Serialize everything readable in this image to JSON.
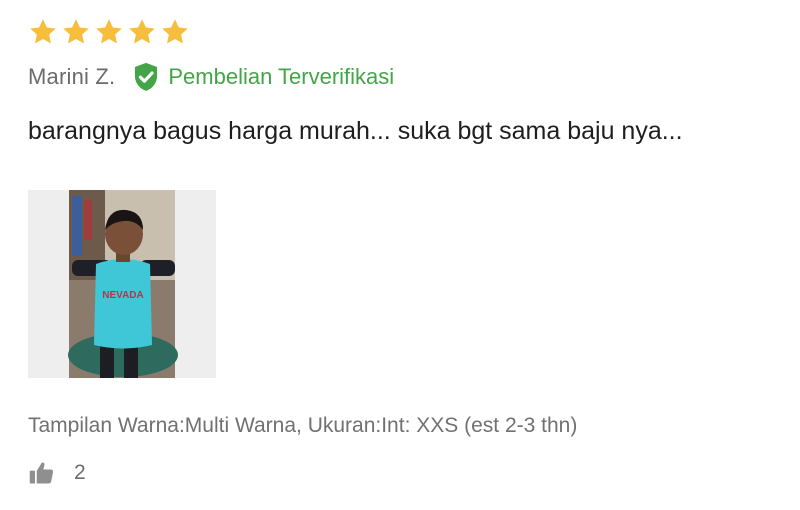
{
  "review": {
    "rating": 5,
    "max_rating": 5,
    "star_color": "#F6BE3B",
    "author": "Marini Z.",
    "verified_label": "Pembelian Terverifikasi",
    "verified_color": "#43A547",
    "text": "barangnya bagus harga murah... suka bgt sama baju nya...",
    "photo": {
      "description_icon": "review-photo-child-in-shirt",
      "shirt_text": "NEVADA"
    },
    "variant": "Tampilan Warna:Multi Warna, Ukuran:Int: XXS (est 2-3 thn)",
    "helpful_count": "2"
  },
  "icons": {
    "star": "star-icon",
    "verified": "shield-check-icon",
    "like": "thumbs-up-icon"
  }
}
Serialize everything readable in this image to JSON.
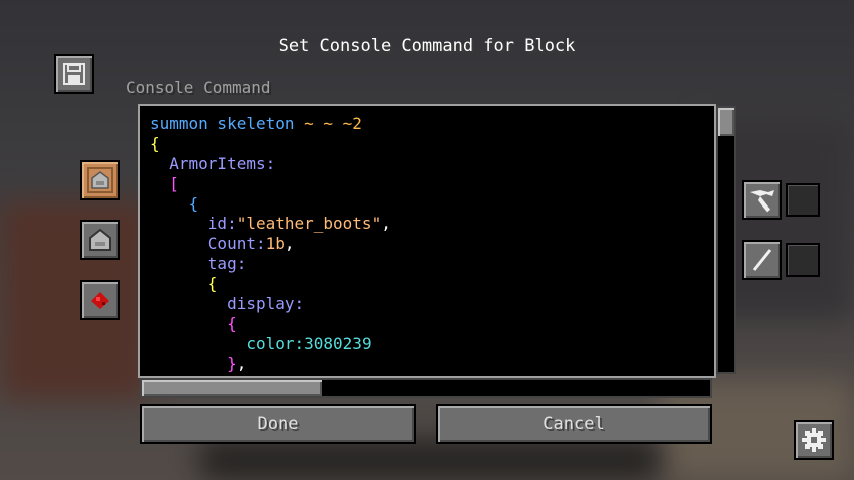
{
  "title": "Set Console Command for Block",
  "field_label": "Console Command",
  "code_lines": [
    [
      {
        "t": "summon skeleton ",
        "c": "c-cmd"
      },
      {
        "t": "~ ~ ~2",
        "c": "c-tilde"
      }
    ],
    [
      {
        "t": "{",
        "c": "c-brace"
      }
    ],
    [
      {
        "t": "  ArmorItems",
        "c": "c-key"
      },
      {
        "t": ":",
        "c": "c-colon"
      }
    ],
    [
      {
        "t": "  [",
        "c": "c-bracket"
      }
    ],
    [
      {
        "t": "    {",
        "c": "c-cmd"
      }
    ],
    [
      {
        "t": "      id",
        "c": "c-key"
      },
      {
        "t": ":",
        "c": "c-colon"
      },
      {
        "t": "\"leather_boots\"",
        "c": "c-str"
      },
      {
        "t": ",",
        "c": "c-comma"
      }
    ],
    [
      {
        "t": "      Count",
        "c": "c-key"
      },
      {
        "t": ":",
        "c": "c-colon"
      },
      {
        "t": "1b",
        "c": "c-num"
      },
      {
        "t": ",",
        "c": "c-comma"
      }
    ],
    [
      {
        "t": "      tag",
        "c": "c-key"
      },
      {
        "t": ":",
        "c": "c-colon"
      }
    ],
    [
      {
        "t": "      {",
        "c": "c-brace"
      }
    ],
    [
      {
        "t": "        display",
        "c": "c-key"
      },
      {
        "t": ":",
        "c": "c-colon"
      }
    ],
    [
      {
        "t": "        {",
        "c": "c-bracket"
      }
    ],
    [
      {
        "t": "          color",
        "c": "c-cyan"
      },
      {
        "t": ":",
        "c": "c-cyan"
      },
      {
        "t": "3080239",
        "c": "c-cyan"
      }
    ],
    [
      {
        "t": "        }",
        "c": "c-bracket"
      },
      {
        "t": ",",
        "c": "c-comma"
      }
    ]
  ],
  "buttons": {
    "done": "Done",
    "cancel": "Cancel"
  },
  "icons": {
    "save": "floppy-disk-icon",
    "command_block": "command-block-icon",
    "structure_block": "structure-block-icon",
    "redstone": "redstone-dust-icon",
    "pickaxe": "pickaxe-icon",
    "wand": "stick-icon",
    "settings": "gear-icon"
  },
  "colors": {
    "command": "#55aaff",
    "tilde": "#ffb84d",
    "brace": "#ffff55",
    "bracket": "#ff55ff",
    "key": "#9a9aff",
    "string": "#ffbb77",
    "number_cyan": "#55dddd"
  }
}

******************************

◆ STATED PROBLEM
Restate each entry word for word, leaving out any pictures.

◆ TASK ANSWER
Serialize everything readable in this image to JSON.
{
  "review": {
    "rating": 5,
    "max_rating": 5,
    "star_color": "#F6BE3B",
    "author": "Marini Z.",
    "verified_label": "Pembelian Terverifikasi",
    "verified_color": "#43A547",
    "text": "barangnya bagus harga murah... suka bgt sama baju nya...",
    "photo": {
      "description_icon": "review-photo-child-in-shirt",
      "shirt_text": "NEVADA"
    },
    "variant": "Tampilan Warna:Multi Warna, Ukuran:Int: XXS (est 2-3 thn)",
    "helpful_count": "2"
  },
  "icons": {
    "star": "star-icon",
    "verified": "shield-check-icon",
    "like": "thumbs-up-icon"
  }
}
Serialize everything readable in this image to JSON.
{
  "title": "Set Console Command for Block",
  "field_label": "Console Command",
  "code_lines": [
    [
      {
        "t": "summon skeleton ",
        "c": "c-cmd"
      },
      {
        "t": "~ ~ ~2",
        "c": "c-tilde"
      }
    ],
    [
      {
        "t": "{",
        "c": "c-brace"
      }
    ],
    [
      {
        "t": "  ArmorItems",
        "c": "c-key"
      },
      {
        "t": ":",
        "c": "c-colon"
      }
    ],
    [
      {
        "t": "  [",
        "c": "c-bracket"
      }
    ],
    [
      {
        "t": "    {",
        "c": "c-cmd"
      }
    ],
    [
      {
        "t": "      id",
        "c": "c-key"
      },
      {
        "t": ":",
        "c": "c-colon"
      },
      {
        "t": "\"leather_boots\"",
        "c": "c-str"
      },
      {
        "t": ",",
        "c": "c-comma"
      }
    ],
    [
      {
        "t": "      Count",
        "c": "c-key"
      },
      {
        "t": ":",
        "c": "c-colon"
      },
      {
        "t": "1b",
        "c": "c-num"
      },
      {
        "t": ",",
        "c": "c-comma"
      }
    ],
    [
      {
        "t": "      tag",
        "c": "c-key"
      },
      {
        "t": ":",
        "c": "c-colon"
      }
    ],
    [
      {
        "t": "      {",
        "c": "c-brace"
      }
    ],
    [
      {
        "t": "        display",
        "c": "c-key"
      },
      {
        "t": ":",
        "c": "c-colon"
      }
    ],
    [
      {
        "t": "        {",
        "c": "c-bracket"
      }
    ],
    [
      {
        "t": "          color",
        "c": "c-cyan"
      },
      {
        "t": ":",
        "c": "c-cyan"
      },
      {
        "t": "3080239",
        "c": "c-cyan"
      }
    ],
    [
      {
        "t": "        }",
        "c": "c-bracket"
      },
      {
        "t": ",",
        "c": "c-comma"
      }
    ]
  ],
  "buttons": {
    "done": "Done",
    "cancel": "Cancel"
  },
  "icons": {
    "save": "floppy-disk-icon",
    "command_block": "command-block-icon",
    "structure_block": "structure-block-icon",
    "redstone": "redstone-dust-icon",
    "pickaxe": "pickaxe-icon",
    "wand": "stick-icon",
    "settings": "gear-icon"
  },
  "colors": {
    "command": "#55aaff",
    "tilde": "#ffb84d",
    "brace": "#ffff55",
    "bracket": "#ff55ff",
    "key": "#9a9aff",
    "string": "#ffbb77",
    "number_cyan": "#55dddd"
  }
}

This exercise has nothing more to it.